**RECORDS PROVIDED:**

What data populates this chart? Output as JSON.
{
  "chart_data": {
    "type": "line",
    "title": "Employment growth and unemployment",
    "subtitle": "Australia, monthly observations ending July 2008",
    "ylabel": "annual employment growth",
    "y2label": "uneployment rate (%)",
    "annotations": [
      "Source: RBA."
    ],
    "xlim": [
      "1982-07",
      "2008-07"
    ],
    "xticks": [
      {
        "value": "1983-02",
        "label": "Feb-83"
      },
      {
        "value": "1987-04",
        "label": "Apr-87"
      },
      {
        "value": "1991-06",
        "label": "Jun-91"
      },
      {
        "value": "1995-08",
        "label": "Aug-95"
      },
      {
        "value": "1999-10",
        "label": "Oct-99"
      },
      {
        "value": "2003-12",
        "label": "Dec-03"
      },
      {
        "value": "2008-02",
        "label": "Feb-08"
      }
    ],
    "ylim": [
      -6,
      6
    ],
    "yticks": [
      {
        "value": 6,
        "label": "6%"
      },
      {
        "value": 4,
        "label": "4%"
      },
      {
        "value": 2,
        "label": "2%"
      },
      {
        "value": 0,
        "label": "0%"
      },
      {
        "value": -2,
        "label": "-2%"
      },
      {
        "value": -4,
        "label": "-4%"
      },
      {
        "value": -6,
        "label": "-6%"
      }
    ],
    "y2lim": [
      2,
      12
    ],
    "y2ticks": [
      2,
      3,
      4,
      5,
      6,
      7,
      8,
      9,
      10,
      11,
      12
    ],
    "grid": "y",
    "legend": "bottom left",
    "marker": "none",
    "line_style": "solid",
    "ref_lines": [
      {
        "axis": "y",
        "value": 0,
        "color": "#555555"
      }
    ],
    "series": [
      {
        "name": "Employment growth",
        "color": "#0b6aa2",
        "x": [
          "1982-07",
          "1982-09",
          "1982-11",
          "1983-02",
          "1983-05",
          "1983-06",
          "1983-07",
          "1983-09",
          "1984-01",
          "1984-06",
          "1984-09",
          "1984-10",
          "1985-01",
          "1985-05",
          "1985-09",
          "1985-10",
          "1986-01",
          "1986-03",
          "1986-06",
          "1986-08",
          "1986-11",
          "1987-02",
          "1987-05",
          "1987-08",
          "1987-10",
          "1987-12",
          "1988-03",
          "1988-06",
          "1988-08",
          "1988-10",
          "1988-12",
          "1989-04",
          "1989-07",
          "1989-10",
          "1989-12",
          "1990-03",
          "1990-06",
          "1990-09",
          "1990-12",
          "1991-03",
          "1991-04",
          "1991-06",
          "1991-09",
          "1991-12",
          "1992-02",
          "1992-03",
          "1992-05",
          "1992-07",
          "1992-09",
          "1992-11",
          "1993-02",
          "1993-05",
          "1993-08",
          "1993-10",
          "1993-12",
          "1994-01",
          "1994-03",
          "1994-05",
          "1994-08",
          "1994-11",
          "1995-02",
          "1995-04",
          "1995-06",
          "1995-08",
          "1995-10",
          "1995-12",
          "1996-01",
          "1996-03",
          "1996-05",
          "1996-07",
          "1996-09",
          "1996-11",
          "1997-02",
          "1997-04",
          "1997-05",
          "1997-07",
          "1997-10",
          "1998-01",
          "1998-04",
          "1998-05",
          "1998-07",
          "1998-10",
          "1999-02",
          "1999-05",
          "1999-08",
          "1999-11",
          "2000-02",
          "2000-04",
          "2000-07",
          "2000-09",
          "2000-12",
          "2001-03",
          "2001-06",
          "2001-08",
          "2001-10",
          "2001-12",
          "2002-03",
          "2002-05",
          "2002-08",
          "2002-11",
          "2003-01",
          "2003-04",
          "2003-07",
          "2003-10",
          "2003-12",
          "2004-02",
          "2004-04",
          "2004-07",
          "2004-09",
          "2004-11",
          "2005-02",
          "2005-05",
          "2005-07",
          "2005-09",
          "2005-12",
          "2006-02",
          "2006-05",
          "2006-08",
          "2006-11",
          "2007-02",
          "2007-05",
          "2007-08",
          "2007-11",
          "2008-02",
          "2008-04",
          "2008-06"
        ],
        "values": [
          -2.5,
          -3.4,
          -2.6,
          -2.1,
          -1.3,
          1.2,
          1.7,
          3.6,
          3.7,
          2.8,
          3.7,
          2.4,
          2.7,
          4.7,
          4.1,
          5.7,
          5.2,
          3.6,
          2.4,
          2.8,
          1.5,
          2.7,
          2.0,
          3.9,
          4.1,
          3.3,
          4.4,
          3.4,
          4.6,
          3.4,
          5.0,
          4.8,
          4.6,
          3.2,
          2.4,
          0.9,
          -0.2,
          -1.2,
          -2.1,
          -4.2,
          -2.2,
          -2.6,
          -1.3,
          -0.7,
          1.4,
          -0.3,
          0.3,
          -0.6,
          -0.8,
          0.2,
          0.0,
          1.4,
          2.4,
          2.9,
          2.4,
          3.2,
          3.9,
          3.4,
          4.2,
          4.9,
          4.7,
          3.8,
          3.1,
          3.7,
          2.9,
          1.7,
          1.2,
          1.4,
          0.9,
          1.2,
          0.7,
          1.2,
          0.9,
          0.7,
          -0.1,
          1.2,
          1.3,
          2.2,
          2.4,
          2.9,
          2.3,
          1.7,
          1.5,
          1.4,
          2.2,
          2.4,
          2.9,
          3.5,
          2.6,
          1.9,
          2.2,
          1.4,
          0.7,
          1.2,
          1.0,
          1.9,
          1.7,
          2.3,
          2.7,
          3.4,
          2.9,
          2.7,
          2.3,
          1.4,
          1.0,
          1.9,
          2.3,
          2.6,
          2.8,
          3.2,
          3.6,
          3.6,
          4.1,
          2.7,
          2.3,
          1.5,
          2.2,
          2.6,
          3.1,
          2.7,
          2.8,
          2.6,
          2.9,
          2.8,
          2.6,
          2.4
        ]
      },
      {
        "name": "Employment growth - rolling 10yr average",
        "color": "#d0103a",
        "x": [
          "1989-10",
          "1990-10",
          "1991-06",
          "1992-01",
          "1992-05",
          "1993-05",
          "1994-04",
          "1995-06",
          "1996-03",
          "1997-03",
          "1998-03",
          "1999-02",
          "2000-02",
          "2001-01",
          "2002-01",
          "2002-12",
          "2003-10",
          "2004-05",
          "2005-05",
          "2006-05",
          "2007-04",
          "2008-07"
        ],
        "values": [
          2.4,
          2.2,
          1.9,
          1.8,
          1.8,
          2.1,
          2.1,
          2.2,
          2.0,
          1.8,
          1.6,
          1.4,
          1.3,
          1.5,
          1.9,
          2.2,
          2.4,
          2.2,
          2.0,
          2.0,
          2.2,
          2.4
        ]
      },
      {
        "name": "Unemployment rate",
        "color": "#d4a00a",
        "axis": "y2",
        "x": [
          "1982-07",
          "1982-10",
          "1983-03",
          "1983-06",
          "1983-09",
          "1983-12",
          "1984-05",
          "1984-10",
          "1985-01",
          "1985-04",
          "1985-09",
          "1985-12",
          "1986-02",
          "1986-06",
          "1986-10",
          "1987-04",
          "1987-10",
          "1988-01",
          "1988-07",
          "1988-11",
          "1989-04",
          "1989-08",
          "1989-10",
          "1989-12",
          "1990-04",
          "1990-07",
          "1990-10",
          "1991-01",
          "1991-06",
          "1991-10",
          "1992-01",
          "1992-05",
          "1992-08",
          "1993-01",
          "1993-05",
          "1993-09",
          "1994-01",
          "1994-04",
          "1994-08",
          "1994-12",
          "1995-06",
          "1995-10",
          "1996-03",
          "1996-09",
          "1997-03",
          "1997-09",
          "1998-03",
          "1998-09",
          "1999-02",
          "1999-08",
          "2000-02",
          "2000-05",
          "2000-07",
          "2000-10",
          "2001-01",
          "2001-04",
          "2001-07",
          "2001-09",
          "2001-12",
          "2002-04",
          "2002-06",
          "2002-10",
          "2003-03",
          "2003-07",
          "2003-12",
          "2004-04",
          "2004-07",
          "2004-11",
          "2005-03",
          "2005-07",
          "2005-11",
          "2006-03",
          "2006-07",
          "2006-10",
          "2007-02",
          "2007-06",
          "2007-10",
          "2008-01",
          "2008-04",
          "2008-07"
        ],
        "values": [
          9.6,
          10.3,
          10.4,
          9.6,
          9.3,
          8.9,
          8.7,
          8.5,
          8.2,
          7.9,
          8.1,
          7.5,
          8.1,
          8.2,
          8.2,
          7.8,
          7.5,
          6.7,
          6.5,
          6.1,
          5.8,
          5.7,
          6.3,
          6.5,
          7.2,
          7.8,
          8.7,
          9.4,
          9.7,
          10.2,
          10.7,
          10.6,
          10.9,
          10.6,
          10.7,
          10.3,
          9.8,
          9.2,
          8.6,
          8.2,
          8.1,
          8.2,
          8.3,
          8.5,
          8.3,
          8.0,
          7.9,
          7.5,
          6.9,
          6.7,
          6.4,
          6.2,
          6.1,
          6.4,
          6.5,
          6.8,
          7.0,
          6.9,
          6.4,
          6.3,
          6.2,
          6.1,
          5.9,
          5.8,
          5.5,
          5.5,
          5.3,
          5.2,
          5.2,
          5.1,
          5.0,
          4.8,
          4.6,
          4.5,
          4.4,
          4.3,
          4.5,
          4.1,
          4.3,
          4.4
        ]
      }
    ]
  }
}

**WRITTEN TASK:** Lines of the material that contain the word "name" are to be gathered.

**REPLY TO THE EXERCISE:**
        "name": "Employment growth",
        "name": "Employment growth - rolling 10yr average",
        "name": "Unemployment rate",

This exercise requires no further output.